==== Available data

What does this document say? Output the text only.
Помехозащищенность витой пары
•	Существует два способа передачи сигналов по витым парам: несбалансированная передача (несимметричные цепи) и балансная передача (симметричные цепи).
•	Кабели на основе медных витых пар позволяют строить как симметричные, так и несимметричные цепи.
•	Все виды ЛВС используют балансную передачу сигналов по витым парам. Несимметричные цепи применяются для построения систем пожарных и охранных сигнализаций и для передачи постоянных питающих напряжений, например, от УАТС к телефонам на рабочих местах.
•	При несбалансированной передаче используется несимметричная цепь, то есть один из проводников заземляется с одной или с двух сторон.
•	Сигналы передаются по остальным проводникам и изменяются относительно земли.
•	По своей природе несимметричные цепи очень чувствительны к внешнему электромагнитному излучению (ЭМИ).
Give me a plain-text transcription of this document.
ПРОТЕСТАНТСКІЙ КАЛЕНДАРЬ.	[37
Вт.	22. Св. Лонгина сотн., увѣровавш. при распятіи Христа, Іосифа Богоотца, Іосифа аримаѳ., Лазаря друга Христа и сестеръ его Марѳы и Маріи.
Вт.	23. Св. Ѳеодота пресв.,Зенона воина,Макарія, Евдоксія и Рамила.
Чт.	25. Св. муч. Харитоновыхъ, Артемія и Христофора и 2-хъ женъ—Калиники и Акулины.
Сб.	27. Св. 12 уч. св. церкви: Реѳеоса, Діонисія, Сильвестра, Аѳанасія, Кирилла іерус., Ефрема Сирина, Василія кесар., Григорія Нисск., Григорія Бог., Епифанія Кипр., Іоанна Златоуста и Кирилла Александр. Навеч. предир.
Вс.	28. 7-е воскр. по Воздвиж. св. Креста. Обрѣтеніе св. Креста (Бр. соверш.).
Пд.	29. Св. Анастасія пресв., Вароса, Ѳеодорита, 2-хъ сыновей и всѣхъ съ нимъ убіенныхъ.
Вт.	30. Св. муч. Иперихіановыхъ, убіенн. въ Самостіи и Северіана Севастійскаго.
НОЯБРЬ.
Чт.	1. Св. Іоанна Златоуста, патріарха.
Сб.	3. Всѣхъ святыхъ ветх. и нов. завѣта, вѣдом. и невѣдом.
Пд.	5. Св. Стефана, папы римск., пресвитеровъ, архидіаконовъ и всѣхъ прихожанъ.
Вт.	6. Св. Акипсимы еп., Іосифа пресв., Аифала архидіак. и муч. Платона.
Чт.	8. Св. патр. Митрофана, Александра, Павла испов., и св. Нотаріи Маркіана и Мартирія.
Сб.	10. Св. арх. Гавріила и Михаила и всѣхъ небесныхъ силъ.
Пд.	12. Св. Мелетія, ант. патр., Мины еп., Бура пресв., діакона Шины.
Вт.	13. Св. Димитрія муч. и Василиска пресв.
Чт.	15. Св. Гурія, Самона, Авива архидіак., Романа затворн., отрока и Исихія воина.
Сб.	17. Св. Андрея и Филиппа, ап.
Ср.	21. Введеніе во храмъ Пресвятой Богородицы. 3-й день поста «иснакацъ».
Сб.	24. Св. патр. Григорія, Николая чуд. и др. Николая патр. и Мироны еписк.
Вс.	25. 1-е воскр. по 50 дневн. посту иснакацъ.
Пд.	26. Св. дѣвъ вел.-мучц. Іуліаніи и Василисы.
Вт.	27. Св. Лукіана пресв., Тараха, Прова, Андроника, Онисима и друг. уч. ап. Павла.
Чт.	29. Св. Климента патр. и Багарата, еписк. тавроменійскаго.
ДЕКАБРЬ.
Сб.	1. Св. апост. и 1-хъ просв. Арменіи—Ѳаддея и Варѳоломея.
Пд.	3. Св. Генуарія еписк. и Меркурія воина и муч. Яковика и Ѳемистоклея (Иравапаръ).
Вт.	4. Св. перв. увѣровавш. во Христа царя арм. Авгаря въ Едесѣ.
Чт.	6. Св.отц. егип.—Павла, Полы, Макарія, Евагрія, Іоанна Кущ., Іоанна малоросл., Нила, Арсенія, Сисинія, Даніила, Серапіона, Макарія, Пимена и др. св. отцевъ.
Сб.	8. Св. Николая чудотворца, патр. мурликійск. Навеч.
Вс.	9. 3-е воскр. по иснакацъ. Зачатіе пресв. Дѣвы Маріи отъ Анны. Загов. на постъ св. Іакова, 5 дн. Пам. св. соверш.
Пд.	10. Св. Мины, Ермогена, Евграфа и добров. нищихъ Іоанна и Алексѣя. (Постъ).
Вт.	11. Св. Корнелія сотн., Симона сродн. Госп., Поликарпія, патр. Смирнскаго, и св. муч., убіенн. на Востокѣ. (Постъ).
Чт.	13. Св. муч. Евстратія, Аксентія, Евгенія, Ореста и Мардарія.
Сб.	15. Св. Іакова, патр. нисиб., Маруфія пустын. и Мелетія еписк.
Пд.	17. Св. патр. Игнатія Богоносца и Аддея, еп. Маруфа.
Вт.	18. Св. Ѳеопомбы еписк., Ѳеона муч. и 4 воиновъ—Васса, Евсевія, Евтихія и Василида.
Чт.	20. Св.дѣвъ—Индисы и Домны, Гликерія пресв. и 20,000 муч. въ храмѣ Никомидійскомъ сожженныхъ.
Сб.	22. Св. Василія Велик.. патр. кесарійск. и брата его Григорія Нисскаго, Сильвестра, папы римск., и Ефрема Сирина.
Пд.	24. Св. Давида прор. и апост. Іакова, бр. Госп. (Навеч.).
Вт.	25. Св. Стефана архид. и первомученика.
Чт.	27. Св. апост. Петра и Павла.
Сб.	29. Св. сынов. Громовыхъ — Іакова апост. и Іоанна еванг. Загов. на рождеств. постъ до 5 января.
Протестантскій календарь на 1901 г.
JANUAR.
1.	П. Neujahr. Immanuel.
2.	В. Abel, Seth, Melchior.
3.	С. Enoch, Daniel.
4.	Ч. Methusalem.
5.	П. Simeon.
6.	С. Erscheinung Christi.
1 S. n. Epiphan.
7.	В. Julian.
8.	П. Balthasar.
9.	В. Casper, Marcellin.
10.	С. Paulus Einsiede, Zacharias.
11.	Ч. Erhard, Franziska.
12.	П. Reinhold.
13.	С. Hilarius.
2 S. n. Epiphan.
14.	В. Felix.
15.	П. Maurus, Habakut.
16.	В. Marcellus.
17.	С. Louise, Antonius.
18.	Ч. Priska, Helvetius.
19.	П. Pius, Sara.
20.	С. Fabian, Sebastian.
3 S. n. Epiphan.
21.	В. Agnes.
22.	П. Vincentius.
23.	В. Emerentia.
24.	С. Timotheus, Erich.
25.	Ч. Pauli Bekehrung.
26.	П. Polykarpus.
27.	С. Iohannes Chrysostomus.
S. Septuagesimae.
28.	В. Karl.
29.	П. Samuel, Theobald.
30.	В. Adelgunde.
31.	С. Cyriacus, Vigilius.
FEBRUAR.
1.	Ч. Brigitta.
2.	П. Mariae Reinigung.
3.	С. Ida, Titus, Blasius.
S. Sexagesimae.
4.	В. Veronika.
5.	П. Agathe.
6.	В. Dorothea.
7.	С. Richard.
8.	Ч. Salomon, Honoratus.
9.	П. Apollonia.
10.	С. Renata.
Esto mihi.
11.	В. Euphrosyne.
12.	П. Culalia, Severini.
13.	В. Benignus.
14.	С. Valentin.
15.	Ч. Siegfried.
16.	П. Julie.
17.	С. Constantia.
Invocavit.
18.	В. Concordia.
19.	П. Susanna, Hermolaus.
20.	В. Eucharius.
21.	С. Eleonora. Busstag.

========

* _Exercise prompt_
The records above must be output exactly, in full.

* _Result_
What does this document say? Output the text only.
Помехозащищенность витой пары
•	Существует два способа передачи сигналов по витым парам: несбалансированная передача (несимметричные цепи) и балансная передача (симметричные цепи).
•	Кабели на основе медных витых пар позволяют строить как симметричные, так и несимметричные цепи.
•	Все виды ЛВС используют балансную передачу сигналов по витым парам. Несимметричные цепи применяются для построения систем пожарных и охранных сигнализаций и для передачи постоянных питающих напряжений, например, от УАТС к телефонам на рабочих местах.
•	При несбалансированной передаче используется несимметричная цепь, то есть один из проводников заземляется с одной или с двух сторон.
•	Сигналы передаются по остальным проводникам и изменяются относительно земли.
•	По своей природе несимметричные цепи очень чувствительны к внешнему электромагнитному излучению (ЭМИ).
Give me a plain-text transcription of this document.
ПРОТЕСТАНТСКІЙ КАЛЕНДАРЬ.	[37
Вт.	22. Св. Лонгина сотн., увѣровавш. при распятіи Христа, Іосифа Богоотца, Іосифа аримаѳ., Лазаря друга Христа и сестеръ его Марѳы и Маріи.
Вт.	23. Св. Ѳеодота пресв.,Зенона воина,Макарія, Евдоксія и Рамила.
Чт.	25. Св. муч. Харитоновыхъ, Артемія и Христофора и 2-хъ женъ—Калиники и Акулины.
Сб.	27. Св. 12 уч. св. церкви: Реѳеоса, Діонисія, Сильвестра, Аѳанасія, Кирилла іерус., Ефрема Сирина, Василія кесар., Григорія Нисск., Григорія Бог., Епифанія Кипр., Іоанна Златоуста и Кирилла Александр. Навеч. предир.
Вс.	28. 7-е воскр. по Воздвиж. св. Креста. Обрѣтеніе св. Креста (Бр. соверш.).
Пд.	29. Св. Анастасія пресв., Вароса, Ѳеодорита, 2-хъ сыновей и всѣхъ съ нимъ убіенныхъ.
Вт.	30. Св. муч. Иперихіановыхъ, убіенн. въ Самостіи и Северіана Севастійскаго.
НОЯБРЬ.
Чт.	1. Св. Іоанна Златоуста, патріарха.
Сб.	3. Всѣхъ святыхъ ветх. и нов. завѣта, вѣдом. и невѣдом.
Пд.	5. Св. Стефана, папы римск., пресвитеровъ, архидіаконовъ и всѣхъ прихожанъ.
Вт.	6. Св. Акипсимы еп., Іосифа пресв., Аифала архидіак. и муч. Платона.
Чт.	8. Св. патр. Митрофана, Александра, Павла испов., и св. Нотаріи Маркіана и Мартирія.
Сб.	10. Св. арх. Гавріила и Михаила и всѣхъ небесныхъ силъ.
Пд.	12. Св. Мелетія, ант. патр., Мины еп., Бура пресв., діакона Шины.
Вт.	13. Св. Димитрія муч. и Василиска пресв.
Чт.	15. Св. Гурія, Самона, Авива архидіак., Романа затворн., отрока и Исихія воина.
Сб.	17. Св. Андрея и Филиппа, ап.
Ср.	21. Введеніе во храмъ Пресвятой Богородицы. 3-й день поста «иснакацъ».
Сб.	24. Св. патр. Григорія, Николая чуд. и др. Николая патр. и Мироны еписк.
Вс.	25. 1-е воскр. по 50 дневн. посту иснакацъ.
Пд.	26. Св. дѣвъ вел.-мучц. Іуліаніи и Василисы.
Вт.	27. Св. Лукіана пресв., Тараха, Прова, Андроника, Онисима и друг. уч. ап. Павла.
Чт.	29. Св. Климента патр. и Багарата, еписк. тавроменійскаго.
ДЕКАБРЬ.
Сб.	1. Св. апост. и 1-хъ просв. Арменіи—Ѳаддея и Варѳоломея.
Пд.	3. Св. Генуарія еписк. и Меркурія воина и муч. Яковика и Ѳемистоклея (Иравапаръ).
Вт.	4. Св. перв. увѣровавш. во Христа царя арм. Авгаря въ Едесѣ.
Чт.	6. Св.отц. егип.—Павла, Полы, Макарія, Евагрія, Іоанна Кущ., Іоанна малоросл., Нила, Арсенія, Сисинія, Даніила, Серапіона, Макарія, Пимена и др. св. отцевъ.
Сб.	8. Св. Николая чудотворца, патр. мурликійск. Навеч.
Вс.	9. 3-е воскр. по иснакацъ. Зачатіе пресв. Дѣвы Маріи отъ Анны. Загов. на постъ св. Іакова, 5 дн. Пам. св. соверш.
Пд.	10. Св. Мины, Ермогена, Евграфа и добров. нищихъ Іоанна и Алексѣя. (Постъ).
Вт.	11. Св. Корнелія сотн., Симона сродн. Госп., Поликарпія, патр. Смирнскаго, и св. муч., убіенн. на Востокѣ. (Постъ).
Чт.	13. Св. муч. Евстратія, Аксентія, Евгенія, Ореста и Мардарія.
Сб.	15. Св. Іакова, патр. нисиб., Маруфія пустын. и Мелетія еписк.
Пд.	17. Св. патр. Игнатія Богоносца и Аддея, еп. Маруфа.
Вт.	18. Св. Ѳеопомбы еписк., Ѳеона муч. и 4 воиновъ—Васса, Евсевія, Евтихія и Василида.
Чт.	20. Св.дѣвъ—Индисы и Домны, Гликерія пресв. и 20,000 муч. въ храмѣ Никомидійскомъ сожженныхъ.
Сб.	22. Св. Василія Велик.. патр. кесарійск. и брата его Григорія Нисскаго, Сильвестра, папы римск., и Ефрема Сирина.
Пд.	24. Св. Давида прор. и апост. Іакова, бр. Госп. (Навеч.).
Вт.	25. Св. Стефана архид. и первомученика.
Чт.	27. Св. апост. Петра и Павла.
Сб.	29. Св. сынов. Громовыхъ — Іакова апост. и Іоанна еванг. Загов. на рождеств. постъ до 5 января.
Протестантскій календарь на 1901 г.
JANUAR.
1.	П. Neujahr. Immanuel.
2.	В. Abel, Seth, Melchior.
3.	С. Enoch, Daniel.
4.	Ч. Methusalem.
5.	П. Simeon.
6.	С. Erscheinung Christi.
1 S. n. Epiphan.
7.	В. Julian.
8.	П. Balthasar.
9.	В. Casper, Marcellin.
10.	С. Paulus Einsiede, Zacharias.
11.	Ч. Erhard, Franziska.
12.	П. Reinhold.
13.	С. Hilarius.
2 S. n. Epiphan.
14.	В. Felix.
15.	П. Maurus, Habakut.
16.	В. Marcellus.
17.	С. Louise, Antonius.
18.	Ч. Priska, Helvetius.
19.	П. Pius, Sara.
20.	С. Fabian, Sebastian.
3 S. n. Epiphan.
21.	В. Agnes.
22.	П. Vincentius.
23.	В. Emerentia.
24.	С. Timotheus, Erich.
25.	Ч. Pauli Bekehrung.
26.	П. Polykarpus.
27.	С. Iohannes Chrysostomus.
S. Septuagesimae.
28.	В. Karl.
29.	П. Samuel, Theobald.
30.	В. Adelgunde.
31.	С. Cyriacus, Vigilius.
FEBRUAR.
1.	Ч. Brigitta.
2.	П. Mariae Reinigung.
3.	С. Ida, Titus, Blasius.
S. Sexagesimae.
4.	В. Veronika.
5.	П. Agathe.
6.	В. Dorothea.
7.	С. Richard.
8.	Ч. Salomon, Honoratus.
9.	П. Apollonia.
10.	С. Renata.
Esto mihi.
11.	В. Euphrosyne.
12.	П. Culalia, Severini.
13.	В. Benignus.
14.	С. Valentin.
15.	Ч. Siegfried.
16.	П. Julie.
17.	С. Constantia.
Invocavit.
18.	В. Concordia.
19.	П. Susanna, Hermolaus.
20.	В. Eucharius.
21.	С. Eleonora. Busstag.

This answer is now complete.